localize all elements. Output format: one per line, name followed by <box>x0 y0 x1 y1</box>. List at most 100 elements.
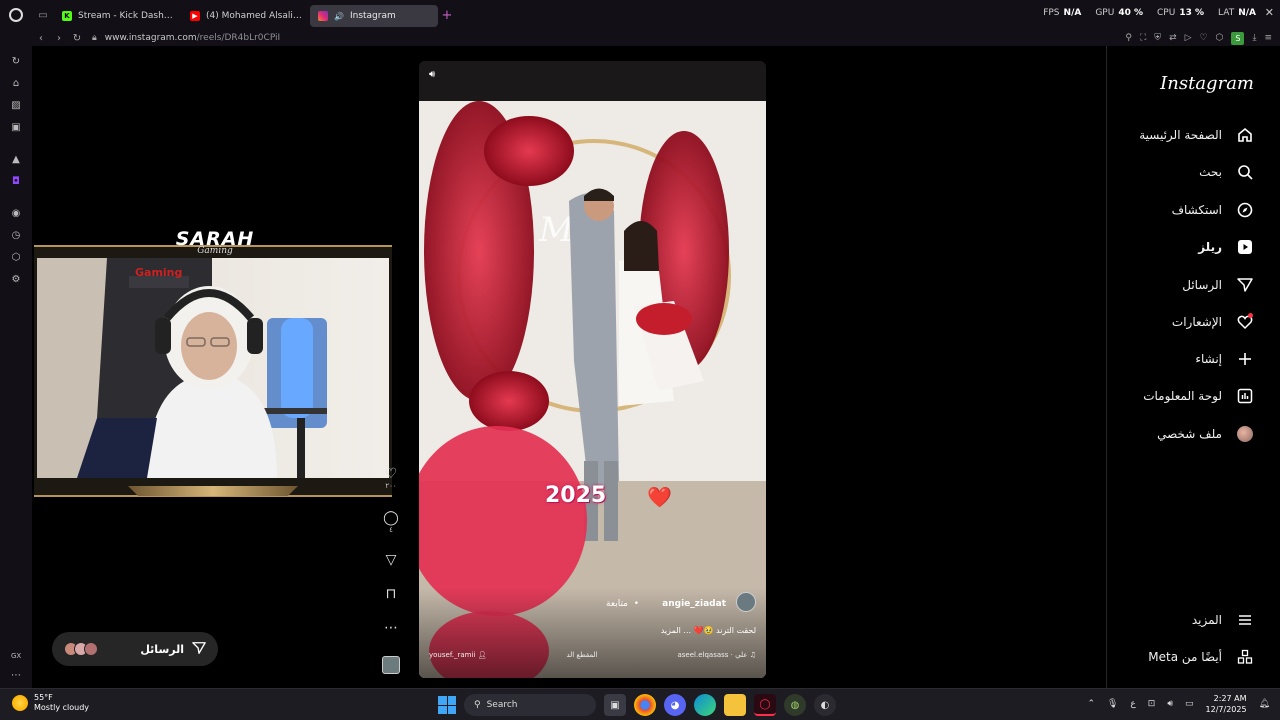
gx-cleaner-icon[interactable]: ⌂ <box>9 76 23 90</box>
back-icon[interactable]: ‹ <box>32 33 50 44</box>
reload-icon[interactable]: ↻ <box>68 33 86 44</box>
separator-dot: • <box>633 599 639 609</box>
lock-icon[interactable]: 🔒︎ <box>92 33 97 43</box>
more-options-button[interactable]: ⋯ <box>376 620 406 636</box>
close-window-icon[interactable]: ✕ <box>1265 6 1274 19</box>
new-tab-button[interactable]: + <box>438 6 456 24</box>
forward-icon[interactable]: › <box>50 33 68 44</box>
windows-taskbar: 55°F Mostly cloudy ⚲ Search ▣ ◕ ◯ ◍ ◐ ⌃ … <box>0 688 1280 720</box>
file-explorer-icon[interactable] <box>724 694 746 716</box>
nav-more[interactable]: المزيد <box>1192 607 1254 633</box>
message-avatars <box>64 642 98 656</box>
download-icon[interactable]: ⤓ <box>1252 33 1256 43</box>
settings-icon[interactable]: ⚙ <box>9 272 23 286</box>
webcam-feed: Gaming <box>37 258 389 478</box>
tab-instagram[interactable]: 🔊 Instagram <box>310 5 438 27</box>
language-indicator[interactable]: ع <box>1130 699 1135 709</box>
play-icon[interactable]: ▷ <box>1185 33 1192 43</box>
comment-button[interactable]: ◯ ٤ <box>376 510 406 534</box>
nav-search[interactable]: بحث <box>1199 159 1254 185</box>
taskbar-clock[interactable]: 2:27 AM 12/7/2025 <box>1206 693 1247 715</box>
account-avatar[interactable]: S <box>1231 31 1245 45</box>
history-icon[interactable]: ◷ <box>9 228 23 242</box>
like-button[interactable]: ♡ ٢٠٠ <box>376 466 406 490</box>
music-player-icon[interactable]: ◉ <box>9 206 23 220</box>
comment-icon: ◯ <box>383 510 399 526</box>
opera-gx-logo-icon[interactable] <box>0 0 32 30</box>
url-field[interactable]: www.instagram.com/reels/DR4bLr0CPiI <box>105 33 280 43</box>
audio-thumbnail[interactable] <box>376 656 406 674</box>
extensions-icon[interactable]: ⬡ <box>1216 33 1224 43</box>
notifications-icon[interactable]: 🔔︎ <box>1259 699 1270 709</box>
player-icon[interactable]: ▣ <box>9 120 23 134</box>
tab-islands-icon[interactable]: ▭ <box>32 0 54 30</box>
fps-stat: FPS N/A <box>1043 8 1082 18</box>
follow-button[interactable]: متابعة <box>606 599 628 609</box>
menu-icon[interactable]: ≡ <box>1264 33 1272 43</box>
app-icon[interactable]: ◍ <box>784 694 806 716</box>
chrome-icon[interactable] <box>634 694 656 716</box>
opera-gx-taskbar-icon[interactable]: ◯ <box>754 694 776 716</box>
chevron-up-icon[interactable]: ⌃ <box>1087 699 1095 709</box>
shield-icon[interactable]: ⛨ <box>1154 33 1161 43</box>
nav-dashboard[interactable]: لوحة المعلومات <box>1143 383 1254 409</box>
reel-video-image: Ma <box>419 61 766 678</box>
bookmark-icon: ⊓ <box>385 586 397 602</box>
nav-profile[interactable]: ملف شخصي <box>1157 421 1254 447</box>
gpu-stat: GPU 40 % <box>1095 8 1144 18</box>
reel-audio-row[interactable]: yousef._ramii 👤︎ المقطع الد aseel.elqasa… <box>429 651 756 659</box>
nav-create[interactable]: إنشاء <box>1195 346 1254 372</box>
sidebar-more-icon[interactable]: ⋯ <box>11 670 21 681</box>
cpu-stat: CPU 13 % <box>1157 8 1205 18</box>
reel-year-text: 2025 <box>545 483 607 508</box>
pin-icon[interactable]: ⚲ <box>1125 33 1132 43</box>
audio-credit[interactable]: aseel.elqasass · علي ♫ <box>678 651 756 659</box>
author-username[interactable]: angie_ziadat <box>662 599 726 609</box>
plus-icon <box>1236 350 1254 368</box>
taskbar-search[interactable]: ⚲ Search <box>464 694 596 716</box>
avatar <box>84 642 98 656</box>
nav-notifications[interactable]: الإشعارات <box>1172 309 1254 335</box>
messages-pill[interactable]: الرسائل <box>52 632 218 666</box>
home-icon <box>1236 126 1254 144</box>
address-bar-tools: ⚲ ⛶ ⛨ ⇄ ▷ ♡ ⬡ S ⤓ ≡ <box>1125 30 1272 46</box>
aria-icon[interactable]: ▲ <box>9 152 23 166</box>
share-button[interactable]: ▽ <box>376 552 406 568</box>
obs-icon[interactable]: ◐ <box>814 694 836 716</box>
extensions-sidebar-icon[interactable]: ⬡ <box>9 250 23 264</box>
tab-youtube[interactable]: ▶ (4) Mohamed Alsalim - A <box>182 5 310 27</box>
volume-icon[interactable]: 🔊︎ <box>1167 699 1173 709</box>
reel-caption-text[interactable]: لحقت الترند 🥹❤️ ... المزيد <box>661 626 756 635</box>
instagram-logo[interactable]: Instagram <box>1160 73 1254 94</box>
microphone-icon[interactable]: 🎙︎ <box>1107 699 1118 709</box>
profile-avatar <box>1236 425 1254 443</box>
edge-icon[interactable] <box>694 694 716 716</box>
windows-start-icon[interactable] <box>438 696 456 714</box>
gx-corner-icon[interactable]: ▨ <box>9 98 23 112</box>
twitch-icon[interactable]: ◘ <box>9 174 23 188</box>
snapshot-icon[interactable]: ⛶ <box>1140 33 1146 43</box>
more-icon: ⋯ <box>384 620 398 636</box>
messages-pill-label: الرسائل <box>140 641 206 658</box>
gx-control-icon[interactable]: ↻ <box>9 54 23 68</box>
task-view-icon[interactable]: ▣ <box>604 694 626 716</box>
tagged-user[interactable]: yousef._ramii 👤︎ <box>429 651 487 659</box>
translate-icon[interactable]: ⇄ <box>1169 33 1177 43</box>
nav-reels[interactable]: ريلز <box>1198 234 1254 260</box>
tab-kick-dashboard[interactable]: K Stream - Kick Dashboard <box>54 5 182 27</box>
nav-home[interactable]: الصفحة الرئيسية <box>1139 122 1254 148</box>
reel-video[interactable]: Ma 🔊︎ 2025 ❤️ angie_ziadat • متابعة لحقت… <box>419 61 766 678</box>
bookmark-heart-icon[interactable]: ♡ <box>1200 33 1208 43</box>
nav-messages[interactable]: الرسائل <box>1182 272 1254 298</box>
volume-icon[interactable]: 🔊︎ <box>429 69 435 80</box>
author-avatar[interactable] <box>736 592 756 612</box>
save-button[interactable]: ⊓ <box>376 586 406 602</box>
nav-also-from-meta[interactable]: أيضًا من Meta <box>1148 644 1254 670</box>
weather-widget[interactable]: 55°F Mostly cloudy <box>12 693 89 713</box>
network-icon[interactable]: ⊡ <box>1148 699 1156 709</box>
tab-audio-icon[interactable]: 🔊 <box>334 12 344 21</box>
screen: ▭ K Stream - Kick Dashboard ▶ (4) Mohame… <box>0 0 1280 720</box>
discord-icon[interactable]: ◕ <box>664 694 686 716</box>
battery-icon[interactable]: ▭ <box>1185 699 1194 709</box>
nav-explore[interactable]: استكشاف <box>1172 197 1254 223</box>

- - - - -

- 取り組む内容
「gx-cleaner-icon[interactable]: ⌂ <box>9」を含む行から始めて「history-icon[interactable]: ◷ <box>9」を含む行まで、両端の行も含めて一字一句そのまま繰り返してください。

- 課題への回答
gx-cleaner-icon[interactable]: ⌂ <box>9 76 23 90</box>
back-icon[interactable]: ‹ <box>32 33 50 44</box>
reload-icon[interactable]: ↻ <box>68 33 86 44</box>
separator-dot: • <box>633 599 639 609</box>
lock-icon[interactable]: 🔒︎ <box>92 33 97 43</box>
more-options-button[interactable]: ⋯ <box>376 620 406 636</box>
close-window-icon[interactable]: ✕ <box>1265 6 1274 19</box>
new-tab-button[interactable]: + <box>438 6 456 24</box>
forward-icon[interactable]: › <box>50 33 68 44</box>
windows-taskbar: 55°F Mostly cloudy ⚲ Search ▣ ◕ ◯ ◍ ◐ ⌃ … <box>0 688 1280 720</box>
file-explorer-icon[interactable] <box>724 694 746 716</box>
nav-more[interactable]: المزيد <box>1192 607 1254 633</box>
message-avatars <box>64 642 98 656</box>
download-icon[interactable]: ⤓ <box>1252 33 1256 43</box>
settings-icon[interactable]: ⚙ <box>9 272 23 286</box>
webcam-feed: Gaming <box>37 258 389 478</box>
tab-instagram[interactable]: 🔊 Instagram <box>310 5 438 27</box>
language-indicator[interactable]: ع <box>1130 699 1135 709</box>
play-icon[interactable]: ▷ <box>1185 33 1192 43</box>
comment-button[interactable]: ◯ ٤ <box>376 510 406 534</box>
nav-search[interactable]: بحث <box>1199 159 1254 185</box>
taskbar-clock[interactable]: 2:27 AM 12/7/2025 <box>1206 693 1247 715</box>
account-avatar[interactable]: S <box>1231 31 1245 45</box>
history-icon[interactable]: ◷ <box>9 228 23 242</box>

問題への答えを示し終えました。